_TO DO_
Put every line of the items below into a Markdown table with the columns Row and Line, numbering the rows and skipping blank lines. Leave the pictures out of the table.

(Spatial annotation records)
^^^^^^^^
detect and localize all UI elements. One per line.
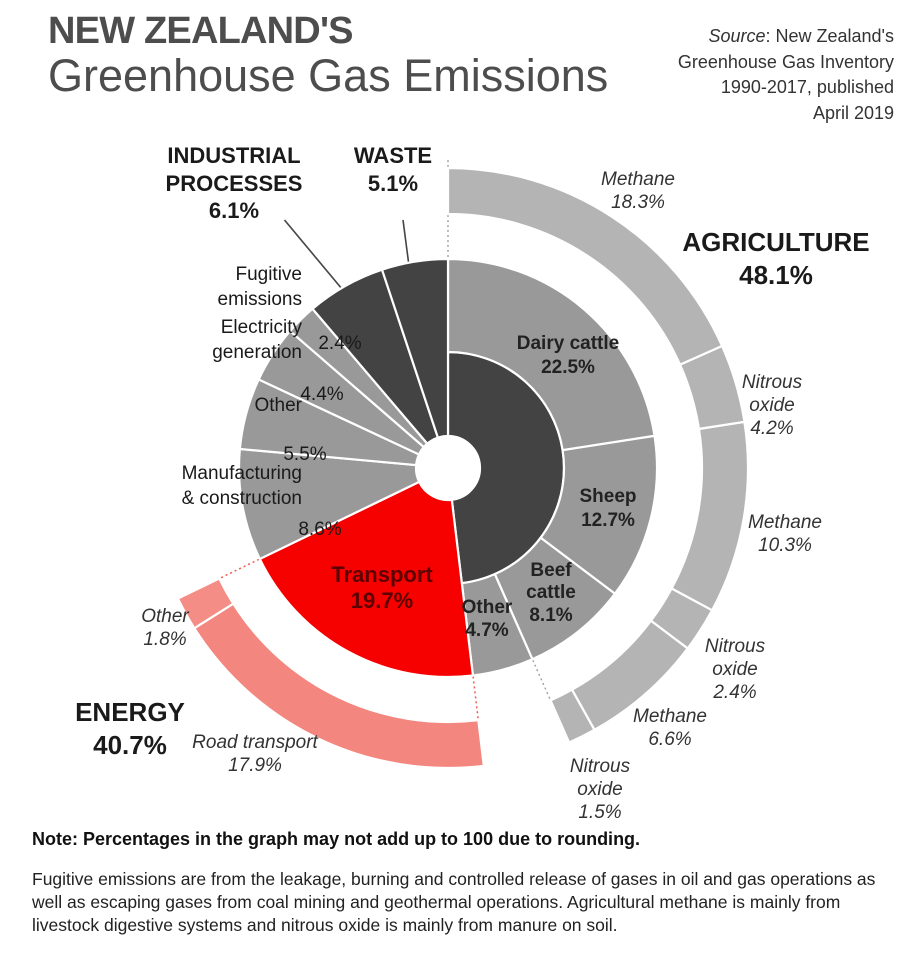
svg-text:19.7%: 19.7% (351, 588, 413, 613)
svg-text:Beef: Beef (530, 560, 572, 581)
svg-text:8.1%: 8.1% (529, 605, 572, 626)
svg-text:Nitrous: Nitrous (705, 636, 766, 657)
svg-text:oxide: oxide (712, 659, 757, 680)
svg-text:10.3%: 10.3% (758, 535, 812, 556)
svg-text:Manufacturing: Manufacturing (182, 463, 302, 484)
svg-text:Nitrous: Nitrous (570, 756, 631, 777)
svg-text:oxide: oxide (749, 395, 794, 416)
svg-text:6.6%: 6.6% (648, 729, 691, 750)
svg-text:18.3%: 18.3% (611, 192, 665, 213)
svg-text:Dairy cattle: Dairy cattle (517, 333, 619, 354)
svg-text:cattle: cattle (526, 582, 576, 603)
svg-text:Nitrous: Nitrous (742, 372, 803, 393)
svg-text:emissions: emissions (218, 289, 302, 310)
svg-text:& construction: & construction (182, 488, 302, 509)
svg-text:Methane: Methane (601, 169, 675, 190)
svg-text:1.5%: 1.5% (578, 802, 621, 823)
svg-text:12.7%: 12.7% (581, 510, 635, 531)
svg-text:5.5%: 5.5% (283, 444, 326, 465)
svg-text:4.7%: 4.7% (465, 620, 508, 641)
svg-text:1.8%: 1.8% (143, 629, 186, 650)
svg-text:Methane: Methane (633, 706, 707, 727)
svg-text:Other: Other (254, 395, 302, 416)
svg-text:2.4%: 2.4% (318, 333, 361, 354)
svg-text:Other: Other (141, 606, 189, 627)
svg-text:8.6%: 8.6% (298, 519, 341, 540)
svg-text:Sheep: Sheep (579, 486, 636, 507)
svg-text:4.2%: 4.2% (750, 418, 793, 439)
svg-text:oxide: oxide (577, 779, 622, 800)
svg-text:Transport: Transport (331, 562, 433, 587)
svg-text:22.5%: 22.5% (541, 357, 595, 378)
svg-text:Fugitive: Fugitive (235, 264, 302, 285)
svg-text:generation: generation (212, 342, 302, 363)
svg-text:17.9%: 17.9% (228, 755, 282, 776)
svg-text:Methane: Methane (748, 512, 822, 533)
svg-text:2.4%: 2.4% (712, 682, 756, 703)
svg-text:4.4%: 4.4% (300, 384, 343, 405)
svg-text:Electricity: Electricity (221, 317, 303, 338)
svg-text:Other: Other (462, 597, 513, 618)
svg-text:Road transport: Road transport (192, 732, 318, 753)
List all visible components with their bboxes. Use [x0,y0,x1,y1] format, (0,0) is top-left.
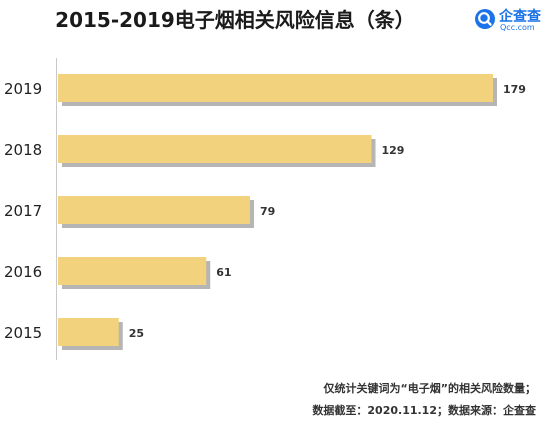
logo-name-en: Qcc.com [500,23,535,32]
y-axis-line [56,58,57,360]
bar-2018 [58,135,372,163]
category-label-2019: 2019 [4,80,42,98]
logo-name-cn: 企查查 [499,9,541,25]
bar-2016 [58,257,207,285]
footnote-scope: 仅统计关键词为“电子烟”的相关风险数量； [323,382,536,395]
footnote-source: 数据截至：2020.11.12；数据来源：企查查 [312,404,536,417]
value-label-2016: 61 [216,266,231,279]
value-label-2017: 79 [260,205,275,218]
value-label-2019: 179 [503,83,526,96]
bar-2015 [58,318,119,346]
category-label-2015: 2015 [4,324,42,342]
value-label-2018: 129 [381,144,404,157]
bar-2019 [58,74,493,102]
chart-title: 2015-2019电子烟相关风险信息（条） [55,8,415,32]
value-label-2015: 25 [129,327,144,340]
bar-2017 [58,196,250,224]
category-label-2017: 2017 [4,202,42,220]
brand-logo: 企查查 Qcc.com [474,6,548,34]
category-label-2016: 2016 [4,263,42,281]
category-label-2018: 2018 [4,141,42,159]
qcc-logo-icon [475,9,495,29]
^^^^^^^^
_SOLUTION TO THE PROBLEM_
| Row | Line |
|---|---|
| 1 | detect and localize all UI elements. One per line. |
| 2 | svg-text:19.7%: 19.7% (351, 588, 413, 613) |
| 3 | svg-text:Beef: Beef (530, 560, 572, 581) |
| 4 | svg-text:8.1%: 8.1% (529, 605, 572, 626) |
| 5 | svg-text:Nitrous: Nitrous (705, 636, 766, 657) |
| 6 | svg-text:oxide: oxide (712, 659, 757, 680) |
| 7 | svg-text:10.3%: 10.3% (758, 535, 812, 556) |
| 8 | svg-text:Manufacturing: Manufacturing (182, 463, 302, 484) |
| 9 | svg-text:Nitrous: Nitrous (570, 756, 631, 777) |
| 10 | svg-text:oxide: oxide (749, 395, 794, 416) |
| 11 | svg-text:6.6%: 6.6% (648, 729, 691, 750) |
| 12 | svg-text:18.3%: 18.3% (611, 192, 665, 213) |
| 13 | svg-text:Dairy cattle: Dairy cattle (517, 333, 619, 354) |
| 14 | svg-text:cattle: cattle (526, 582, 576, 603) |
| 15 | svg-text:Nitrous: Nitrous (742, 372, 803, 393) |
| 16 | svg-text:emissions: emissions (218, 289, 302, 310) |
| 17 | svg-text:& construction: & construction (182, 488, 302, 509) |
| 18 | svg-text:Methane: Methane (601, 169, 675, 190) |
| 19 | svg-text:1.5%: 1.5% (578, 802, 621, 823) |
| 20 | svg-text:12.7%: 12.7% (581, 510, 635, 531) |
| 21 | svg-text:5.5%: 5.5% (283, 444, 326, 465) |
| 22 | svg-text:4.7%: 4.7% (465, 620, 508, 641) |
| 23 | svg-text:1.8%: 1.8% (143, 629, 186, 650) |
| 24 | svg-text:Methane: Methane (633, 706, 707, 727) |
| 25 | svg-text:Other: Other (254, 395, 302, 416) |
| 26 | svg-text:2.4%: 2.4% (318, 333, 361, 354) |
| 27 | svg-text:Other: Other (141, 606, 189, 627) |
| 28 | svg-text:8.6%: 8.6% (298, 519, 341, 540) |
| 29 | svg-text:Sheep: Sheep (579, 486, 636, 507) |
| 30 | svg-text:4.2%: 4.2% (750, 418, 793, 439) |
| 31 | svg-text:oxide: oxide (577, 779, 622, 800) |
| 32 | svg-text:Transport: Transport (331, 562, 433, 587) |
| 33 | svg-text:22.5%: 22.5% (541, 357, 595, 378) |
| 34 | svg-text:Fugitive: Fugitive (235, 264, 302, 285) |
| 35 | svg-text:generation: generation (212, 342, 302, 363) |
| 36 | svg-text:17.9%: 17.9% (228, 755, 282, 776) |
| 37 | svg-text:Methane: Methane (748, 512, 822, 533) |
| 38 | svg-text:2.4%: 2.4% (712, 682, 756, 703) |
| 39 | svg-text:4.4%: 4.4% (300, 384, 343, 405) |
| 40 | svg-text:Electricity: Electricity (221, 317, 303, 338) |
| 41 | svg-text:Other: Other (462, 597, 513, 618) |
| 42 | svg-text:Road transport: Road transport (192, 732, 318, 753) |
| 43 | List all visible components with their bboxes. Use [x0,y0,x1,y1] format, (0,0) is top-left. |
| 44 | logo-name-en: Qcc.com [500,23,535,32] |
| 45 | y-axis-line [56,58,57,360] |
| 46 | bar-2018 [58,135,372,163] |
| 47 | category-label-2019: 2019 [4,80,42,98] |
| 48 | logo-name-cn: 企查查 [499,9,541,25] |
| 49 | bar-2016 [58,257,207,285] |
| 50 | footnote-scope: 仅统计关键词为“电子烟”的相关风险数量； [323,382,536,395] |
| 51 | footnote-source: 数据截至：2020.11.12；数据来源：企查查 [312,404,536,417] |
| 52 | value-label-2016: 61 [216,266,231,279] |
| 53 | value-label-2017: 79 [260,205,275,218] |
| 54 | value-label-2019: 179 [503,83,526,96] |
| 55 | bar-2015 [58,318,119,346] |
| 56 | category-label-2015: 2015 [4,324,42,342] |
| 57 | value-label-2018: 129 [381,144,404,157] |
| 58 | bar-2019 [58,74,493,102] |
| 59 | chart-title: 2015-2019电子烟相关风险信息（条） [55,8,415,32] |
| 60 | value-label-2015: 25 [129,327,144,340] |
| 61 | bar-2017 [58,196,250,224] |
| 62 | category-label-2017: 2017 [4,202,42,220] |
| 63 | brand-logo: 企查查 Qcc.com [474,6,548,34] |
| 64 | category-label-2016: 2016 [4,263,42,281] |
| 65 | category-label-2018: 2018 [4,141,42,159] |
| 66 | qcc-logo-icon [475,9,495,29] |